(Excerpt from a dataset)
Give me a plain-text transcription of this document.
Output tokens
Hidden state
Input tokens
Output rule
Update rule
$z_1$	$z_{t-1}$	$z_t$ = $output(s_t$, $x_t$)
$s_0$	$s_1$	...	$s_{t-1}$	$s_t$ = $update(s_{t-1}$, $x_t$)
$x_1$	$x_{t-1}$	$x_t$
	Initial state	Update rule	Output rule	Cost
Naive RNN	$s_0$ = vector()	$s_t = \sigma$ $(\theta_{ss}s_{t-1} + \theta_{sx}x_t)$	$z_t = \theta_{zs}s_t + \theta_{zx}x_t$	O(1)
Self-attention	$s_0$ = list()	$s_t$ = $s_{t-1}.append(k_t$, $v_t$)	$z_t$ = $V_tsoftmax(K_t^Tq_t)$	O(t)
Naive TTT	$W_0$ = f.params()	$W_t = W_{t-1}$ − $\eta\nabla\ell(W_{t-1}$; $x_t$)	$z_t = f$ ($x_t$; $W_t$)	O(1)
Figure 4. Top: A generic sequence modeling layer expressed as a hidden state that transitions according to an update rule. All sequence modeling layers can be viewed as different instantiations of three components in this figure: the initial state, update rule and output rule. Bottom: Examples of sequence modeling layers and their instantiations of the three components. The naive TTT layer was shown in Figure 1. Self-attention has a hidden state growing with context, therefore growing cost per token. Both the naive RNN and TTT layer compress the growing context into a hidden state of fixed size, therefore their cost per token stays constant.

- **Short exercise**: Print every entry exactly as it appears.

- **Task result**:
Give me a plain-text transcription of this document.
Output tokens
Hidden state
Input tokens
Output rule
Update rule
$z_1$	$z_{t-1}$	$z_t$ = $output(s_t$, $x_t$)
$s_0$	$s_1$	...	$s_{t-1}$	$s_t$ = $update(s_{t-1}$, $x_t$)
$x_1$	$x_{t-1}$	$x_t$
	Initial state	Update rule	Output rule	Cost
Naive RNN	$s_0$ = vector()	$s_t = \sigma$ $(\theta_{ss}s_{t-1} + \theta_{sx}x_t)$	$z_t = \theta_{zs}s_t + \theta_{zx}x_t$	O(1)
Self-attention	$s_0$ = list()	$s_t$ = $s_{t-1}.append(k_t$, $v_t$)	$z_t$ = $V_tsoftmax(K_t^Tq_t)$	O(t)
Naive TTT	$W_0$ = f.params()	$W_t = W_{t-1}$ − $\eta\nabla\ell(W_{t-1}$; $x_t$)	$z_t = f$ ($x_t$; $W_t$)	O(1)
Figure 4. Top: A generic sequence modeling layer expressed as a hidden state that transitions according to an update rule. All sequence modeling layers can be viewed as different instantiations of three components in this figure: the initial state, update rule and output rule. Bottom: Examples of sequence modeling layers and their instantiations of the three components. The naive TTT layer was shown in Figure 1. Self-attention has a hidden state growing with context, therefore growing cost per token. Both the naive RNN and TTT layer compress the growing context into a hidden state of fixed size, therefore their cost per token stays constant.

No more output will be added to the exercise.